Short problem:
Write out each line from the data below that includes the word "Iteration".

Recorded data:
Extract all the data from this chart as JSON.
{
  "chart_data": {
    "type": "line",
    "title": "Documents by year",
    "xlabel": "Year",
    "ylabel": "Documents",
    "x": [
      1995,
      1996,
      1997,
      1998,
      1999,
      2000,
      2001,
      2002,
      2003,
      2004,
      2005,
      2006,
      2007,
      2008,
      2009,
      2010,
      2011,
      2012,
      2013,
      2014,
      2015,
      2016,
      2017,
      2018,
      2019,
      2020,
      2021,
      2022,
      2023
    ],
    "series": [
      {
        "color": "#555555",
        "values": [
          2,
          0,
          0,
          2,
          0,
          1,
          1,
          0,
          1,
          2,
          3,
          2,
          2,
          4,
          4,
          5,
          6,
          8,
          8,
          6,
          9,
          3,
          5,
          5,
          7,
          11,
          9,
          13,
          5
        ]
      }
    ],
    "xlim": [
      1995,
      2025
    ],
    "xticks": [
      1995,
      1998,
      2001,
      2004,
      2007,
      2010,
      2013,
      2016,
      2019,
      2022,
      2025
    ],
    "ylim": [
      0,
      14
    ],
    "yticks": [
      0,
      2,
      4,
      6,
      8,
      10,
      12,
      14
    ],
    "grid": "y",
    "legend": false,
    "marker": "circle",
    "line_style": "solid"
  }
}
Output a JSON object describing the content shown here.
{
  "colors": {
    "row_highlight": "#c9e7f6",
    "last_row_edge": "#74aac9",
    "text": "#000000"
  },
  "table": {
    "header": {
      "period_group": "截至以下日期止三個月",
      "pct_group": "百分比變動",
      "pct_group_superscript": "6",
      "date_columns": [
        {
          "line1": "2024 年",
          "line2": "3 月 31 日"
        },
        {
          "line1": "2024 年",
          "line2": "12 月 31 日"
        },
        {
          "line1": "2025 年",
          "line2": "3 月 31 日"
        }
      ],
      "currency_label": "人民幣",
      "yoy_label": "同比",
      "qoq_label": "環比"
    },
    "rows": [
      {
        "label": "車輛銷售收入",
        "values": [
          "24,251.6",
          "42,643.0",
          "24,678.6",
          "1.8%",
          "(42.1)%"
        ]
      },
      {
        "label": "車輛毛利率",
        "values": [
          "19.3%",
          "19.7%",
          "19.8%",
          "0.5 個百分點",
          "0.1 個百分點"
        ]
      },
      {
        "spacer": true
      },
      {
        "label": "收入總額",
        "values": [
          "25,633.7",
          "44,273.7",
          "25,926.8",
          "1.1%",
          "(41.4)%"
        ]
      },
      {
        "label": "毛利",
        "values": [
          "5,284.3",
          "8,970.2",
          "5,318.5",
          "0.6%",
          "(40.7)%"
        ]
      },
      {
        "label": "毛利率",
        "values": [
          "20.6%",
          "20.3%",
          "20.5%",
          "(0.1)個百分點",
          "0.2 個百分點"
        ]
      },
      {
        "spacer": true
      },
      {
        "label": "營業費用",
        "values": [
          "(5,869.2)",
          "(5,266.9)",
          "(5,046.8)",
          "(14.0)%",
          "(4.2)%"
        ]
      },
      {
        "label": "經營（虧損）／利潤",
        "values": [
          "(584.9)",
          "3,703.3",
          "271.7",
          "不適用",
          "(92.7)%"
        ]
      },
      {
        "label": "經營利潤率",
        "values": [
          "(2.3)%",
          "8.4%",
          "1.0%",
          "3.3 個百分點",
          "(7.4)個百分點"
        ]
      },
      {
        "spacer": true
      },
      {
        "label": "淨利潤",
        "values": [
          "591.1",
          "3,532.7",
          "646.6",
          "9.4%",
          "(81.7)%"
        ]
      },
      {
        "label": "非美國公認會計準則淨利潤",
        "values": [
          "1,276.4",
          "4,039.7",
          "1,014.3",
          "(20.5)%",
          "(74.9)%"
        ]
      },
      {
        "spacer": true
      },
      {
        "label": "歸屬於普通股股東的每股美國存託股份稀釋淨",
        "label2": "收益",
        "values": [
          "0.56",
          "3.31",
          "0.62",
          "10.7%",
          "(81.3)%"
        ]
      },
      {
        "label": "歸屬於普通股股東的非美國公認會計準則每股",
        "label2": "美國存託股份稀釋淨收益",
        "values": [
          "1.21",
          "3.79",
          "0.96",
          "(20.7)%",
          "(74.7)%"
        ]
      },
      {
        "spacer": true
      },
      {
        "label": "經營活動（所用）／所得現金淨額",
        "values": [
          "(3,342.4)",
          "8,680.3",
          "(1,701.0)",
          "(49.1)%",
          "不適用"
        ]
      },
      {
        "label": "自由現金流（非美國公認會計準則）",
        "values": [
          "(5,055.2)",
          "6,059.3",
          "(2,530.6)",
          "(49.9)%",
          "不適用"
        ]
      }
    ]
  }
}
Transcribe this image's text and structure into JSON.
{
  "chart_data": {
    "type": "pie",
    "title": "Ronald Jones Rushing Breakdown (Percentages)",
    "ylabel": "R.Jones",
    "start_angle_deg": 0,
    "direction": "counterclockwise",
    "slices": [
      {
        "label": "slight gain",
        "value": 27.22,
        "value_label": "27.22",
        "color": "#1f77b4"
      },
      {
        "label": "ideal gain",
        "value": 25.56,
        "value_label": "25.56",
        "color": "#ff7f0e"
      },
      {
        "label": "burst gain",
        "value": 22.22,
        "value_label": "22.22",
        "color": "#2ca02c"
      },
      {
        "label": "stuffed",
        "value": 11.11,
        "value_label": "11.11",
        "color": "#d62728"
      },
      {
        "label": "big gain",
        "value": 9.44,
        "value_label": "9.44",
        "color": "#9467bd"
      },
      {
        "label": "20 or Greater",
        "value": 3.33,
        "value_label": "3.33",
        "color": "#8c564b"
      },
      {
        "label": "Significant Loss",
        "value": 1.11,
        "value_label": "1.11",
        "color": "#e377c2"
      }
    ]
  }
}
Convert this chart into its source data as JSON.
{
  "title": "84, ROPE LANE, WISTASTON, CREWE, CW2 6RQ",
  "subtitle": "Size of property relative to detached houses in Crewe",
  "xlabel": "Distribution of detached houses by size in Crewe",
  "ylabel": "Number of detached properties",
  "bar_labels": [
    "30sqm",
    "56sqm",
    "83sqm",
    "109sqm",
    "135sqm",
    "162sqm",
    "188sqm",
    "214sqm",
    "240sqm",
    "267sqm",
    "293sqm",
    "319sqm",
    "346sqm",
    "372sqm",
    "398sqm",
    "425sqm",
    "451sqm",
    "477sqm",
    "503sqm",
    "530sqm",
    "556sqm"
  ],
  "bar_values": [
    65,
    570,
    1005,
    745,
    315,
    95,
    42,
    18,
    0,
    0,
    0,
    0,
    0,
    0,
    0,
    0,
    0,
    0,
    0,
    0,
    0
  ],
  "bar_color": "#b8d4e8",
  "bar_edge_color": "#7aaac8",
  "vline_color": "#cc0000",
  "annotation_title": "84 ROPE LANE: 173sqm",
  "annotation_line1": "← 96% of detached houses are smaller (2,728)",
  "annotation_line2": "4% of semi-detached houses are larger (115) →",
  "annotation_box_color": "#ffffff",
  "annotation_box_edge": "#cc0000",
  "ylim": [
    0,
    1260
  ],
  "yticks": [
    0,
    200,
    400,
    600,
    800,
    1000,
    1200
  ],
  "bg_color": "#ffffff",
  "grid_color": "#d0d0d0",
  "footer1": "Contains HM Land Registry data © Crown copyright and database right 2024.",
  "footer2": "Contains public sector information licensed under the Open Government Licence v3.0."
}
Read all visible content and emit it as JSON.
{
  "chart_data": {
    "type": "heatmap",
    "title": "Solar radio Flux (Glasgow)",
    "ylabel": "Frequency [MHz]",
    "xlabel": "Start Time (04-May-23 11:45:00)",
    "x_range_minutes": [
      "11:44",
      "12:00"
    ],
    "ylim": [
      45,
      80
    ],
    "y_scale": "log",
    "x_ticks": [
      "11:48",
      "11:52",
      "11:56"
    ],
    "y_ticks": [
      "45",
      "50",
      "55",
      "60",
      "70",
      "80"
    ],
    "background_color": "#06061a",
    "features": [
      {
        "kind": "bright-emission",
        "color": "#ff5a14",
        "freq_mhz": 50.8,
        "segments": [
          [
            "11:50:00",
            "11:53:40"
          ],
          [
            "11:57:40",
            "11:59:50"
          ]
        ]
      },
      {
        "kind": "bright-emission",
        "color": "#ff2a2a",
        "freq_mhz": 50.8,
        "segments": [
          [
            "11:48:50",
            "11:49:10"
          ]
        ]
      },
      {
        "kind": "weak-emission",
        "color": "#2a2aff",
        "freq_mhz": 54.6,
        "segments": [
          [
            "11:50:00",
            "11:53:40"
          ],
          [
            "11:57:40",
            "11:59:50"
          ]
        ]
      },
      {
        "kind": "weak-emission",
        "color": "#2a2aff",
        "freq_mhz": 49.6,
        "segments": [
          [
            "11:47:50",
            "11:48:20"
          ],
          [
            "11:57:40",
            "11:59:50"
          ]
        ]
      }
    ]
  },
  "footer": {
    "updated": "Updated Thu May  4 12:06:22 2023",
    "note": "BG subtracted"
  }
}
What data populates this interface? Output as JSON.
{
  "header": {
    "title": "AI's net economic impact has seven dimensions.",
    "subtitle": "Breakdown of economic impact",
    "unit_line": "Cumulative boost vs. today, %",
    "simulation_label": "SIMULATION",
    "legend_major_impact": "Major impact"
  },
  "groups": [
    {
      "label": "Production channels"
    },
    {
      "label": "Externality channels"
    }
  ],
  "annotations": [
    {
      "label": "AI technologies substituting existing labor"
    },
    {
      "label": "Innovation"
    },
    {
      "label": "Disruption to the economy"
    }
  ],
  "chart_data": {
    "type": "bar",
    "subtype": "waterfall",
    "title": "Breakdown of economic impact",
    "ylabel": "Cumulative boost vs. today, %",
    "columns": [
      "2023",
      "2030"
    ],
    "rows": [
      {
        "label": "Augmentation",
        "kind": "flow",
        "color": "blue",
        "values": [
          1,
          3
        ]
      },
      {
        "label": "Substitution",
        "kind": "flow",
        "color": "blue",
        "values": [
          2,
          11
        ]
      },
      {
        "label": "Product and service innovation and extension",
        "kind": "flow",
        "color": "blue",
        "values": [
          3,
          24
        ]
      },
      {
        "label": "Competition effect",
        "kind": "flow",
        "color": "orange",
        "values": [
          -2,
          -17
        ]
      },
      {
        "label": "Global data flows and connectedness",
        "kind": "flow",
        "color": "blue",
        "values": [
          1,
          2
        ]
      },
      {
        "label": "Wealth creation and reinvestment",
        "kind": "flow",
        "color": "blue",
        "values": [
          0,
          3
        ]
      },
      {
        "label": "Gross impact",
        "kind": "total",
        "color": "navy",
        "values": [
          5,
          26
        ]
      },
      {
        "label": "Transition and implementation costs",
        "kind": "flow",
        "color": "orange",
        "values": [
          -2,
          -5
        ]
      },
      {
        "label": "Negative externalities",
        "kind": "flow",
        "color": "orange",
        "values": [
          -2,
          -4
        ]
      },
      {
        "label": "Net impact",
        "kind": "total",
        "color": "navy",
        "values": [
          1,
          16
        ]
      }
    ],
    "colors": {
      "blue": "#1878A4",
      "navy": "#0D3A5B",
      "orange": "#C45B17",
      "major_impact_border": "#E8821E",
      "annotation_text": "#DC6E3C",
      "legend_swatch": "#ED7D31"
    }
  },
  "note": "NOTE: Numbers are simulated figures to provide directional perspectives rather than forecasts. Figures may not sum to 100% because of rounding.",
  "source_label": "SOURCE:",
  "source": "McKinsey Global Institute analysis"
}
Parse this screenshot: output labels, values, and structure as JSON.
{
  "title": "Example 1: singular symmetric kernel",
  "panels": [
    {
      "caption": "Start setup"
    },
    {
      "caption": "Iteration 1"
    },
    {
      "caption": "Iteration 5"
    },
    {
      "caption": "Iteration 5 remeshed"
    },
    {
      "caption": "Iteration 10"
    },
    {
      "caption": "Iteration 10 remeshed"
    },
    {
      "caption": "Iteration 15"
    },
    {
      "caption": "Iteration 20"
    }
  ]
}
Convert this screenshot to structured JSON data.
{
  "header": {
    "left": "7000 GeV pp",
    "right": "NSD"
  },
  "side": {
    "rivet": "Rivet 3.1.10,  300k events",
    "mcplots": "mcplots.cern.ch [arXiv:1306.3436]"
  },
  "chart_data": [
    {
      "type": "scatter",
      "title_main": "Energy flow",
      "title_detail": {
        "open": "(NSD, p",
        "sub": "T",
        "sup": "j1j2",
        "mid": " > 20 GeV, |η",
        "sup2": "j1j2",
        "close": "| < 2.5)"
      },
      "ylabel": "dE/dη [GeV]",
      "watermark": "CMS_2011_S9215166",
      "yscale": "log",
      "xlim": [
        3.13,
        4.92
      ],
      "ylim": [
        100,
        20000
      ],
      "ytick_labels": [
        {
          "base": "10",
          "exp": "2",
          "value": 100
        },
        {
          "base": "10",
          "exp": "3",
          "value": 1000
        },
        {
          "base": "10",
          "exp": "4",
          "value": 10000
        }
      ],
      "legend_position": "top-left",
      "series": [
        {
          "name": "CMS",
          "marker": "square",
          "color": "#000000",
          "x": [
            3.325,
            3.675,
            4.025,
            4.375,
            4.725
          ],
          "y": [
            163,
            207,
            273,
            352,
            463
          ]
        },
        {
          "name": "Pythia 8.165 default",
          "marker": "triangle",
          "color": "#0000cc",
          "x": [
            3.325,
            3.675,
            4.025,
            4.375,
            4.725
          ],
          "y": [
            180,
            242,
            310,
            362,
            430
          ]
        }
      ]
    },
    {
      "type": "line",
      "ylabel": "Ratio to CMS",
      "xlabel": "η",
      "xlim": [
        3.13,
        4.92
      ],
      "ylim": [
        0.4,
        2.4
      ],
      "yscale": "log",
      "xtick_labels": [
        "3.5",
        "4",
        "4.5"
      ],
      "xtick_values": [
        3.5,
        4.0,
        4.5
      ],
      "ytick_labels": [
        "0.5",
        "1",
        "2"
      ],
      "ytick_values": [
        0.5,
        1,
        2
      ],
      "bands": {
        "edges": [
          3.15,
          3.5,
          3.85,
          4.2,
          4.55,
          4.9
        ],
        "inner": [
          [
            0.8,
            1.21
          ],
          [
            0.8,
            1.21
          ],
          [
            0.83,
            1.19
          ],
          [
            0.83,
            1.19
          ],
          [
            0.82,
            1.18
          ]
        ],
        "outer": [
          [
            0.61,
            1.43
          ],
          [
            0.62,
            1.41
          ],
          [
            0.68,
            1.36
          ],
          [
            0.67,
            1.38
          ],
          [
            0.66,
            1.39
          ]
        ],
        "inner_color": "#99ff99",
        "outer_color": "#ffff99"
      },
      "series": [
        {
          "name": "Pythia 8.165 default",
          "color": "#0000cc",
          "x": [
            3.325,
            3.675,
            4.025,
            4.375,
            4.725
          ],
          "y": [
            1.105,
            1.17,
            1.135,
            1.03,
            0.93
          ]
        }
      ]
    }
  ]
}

Task answer:
      "caption": "Iteration 1"
      "caption": "Iteration 5"
      "caption": "Iteration 5 remeshed"
      "caption": "Iteration 10"
      "caption": "Iteration 10 remeshed"
      "caption": "Iteration 15"
      "caption": "Iteration 20"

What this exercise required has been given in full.